(Extracted records)
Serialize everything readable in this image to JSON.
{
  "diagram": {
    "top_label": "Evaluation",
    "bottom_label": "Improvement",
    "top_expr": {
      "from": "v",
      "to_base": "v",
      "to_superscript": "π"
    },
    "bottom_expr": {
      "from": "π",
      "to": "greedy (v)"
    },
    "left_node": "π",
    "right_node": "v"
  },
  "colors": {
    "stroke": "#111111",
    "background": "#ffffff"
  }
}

SHORT PROBLEM: Type the material above out again, exactly.

SOLUTION:
Serialize everything readable in this image to JSON.
{
  "diagram": {
    "top_label": "Evaluation",
    "bottom_label": "Improvement",
    "top_expr": {
      "from": "v",
      "to_base": "v",
      "to_superscript": "π"
    },
    "bottom_expr": {
      "from": "π",
      "to": "greedy (v)"
    },
    "left_node": "π",
    "right_node": "v"
  },
  "colors": {
    "stroke": "#111111",
    "background": "#ffffff"
  }
}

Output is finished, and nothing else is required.